* _Written request_
In the songwriting article, what does the writer say crafting is?

───── Page text ─────

Are you re-writing the SOUL out of your songs?
By Jimi Heath Whitelaw

Craft.  A word that I’m sure you’ve heard a million times on your songwriting journey.  Know your craft, study your craft, work on your craft.  While I agree that the more you write, the better you get at fine tuning your craft, I’m not so sold on the fact that you can study your way into being an amazing songwriter.  I believe you are born with the gift.  Crafting is just honing in your skills and refining the gift that you already have.   

I see so many writers trying to write witty.  Ya know what I mean? A clever title or hook, never ending lines of internal rhymes (hehe I made an internal rhyme right there!) and story lines that have so many twists and turns that by the end of the song, I’m even lost! This is not to say that writing a killer, witty song isn’t a good thing, it is…but it should take a natural evolution rather than being forced in my opinion.

I’ve seen it time and time again.  Someone comes up with something witty.  A play on words perhaps and decides to make that the central focus of their song.  Okay, that’s not a bad idea.  But then the writer wants to write EVERY line as witty and clever as the title. Ya know what it ends up sounding like?  Like you tried to hard.  It makes the song sound over thought and sanitized.

───── Material provided ─────

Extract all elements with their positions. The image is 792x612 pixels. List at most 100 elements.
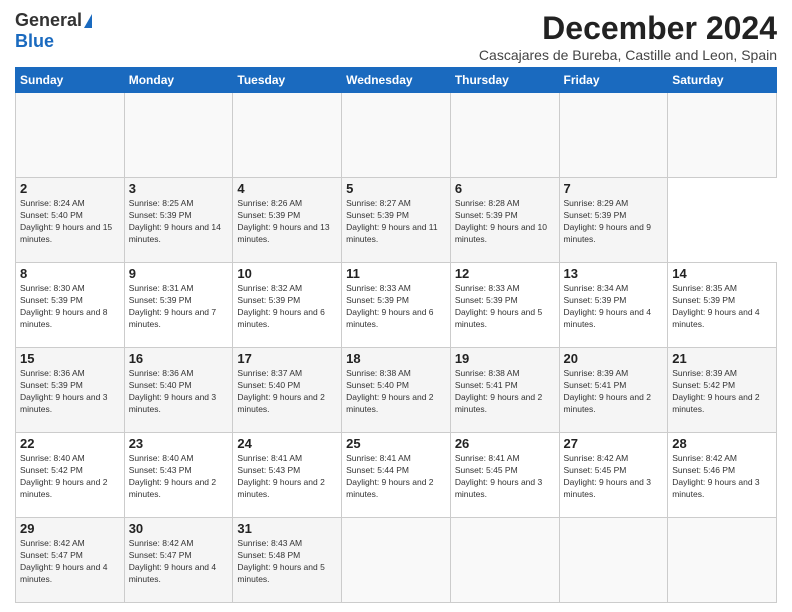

─────

* _Response for this exercise_
Honing your skills and refining the gift that you already have.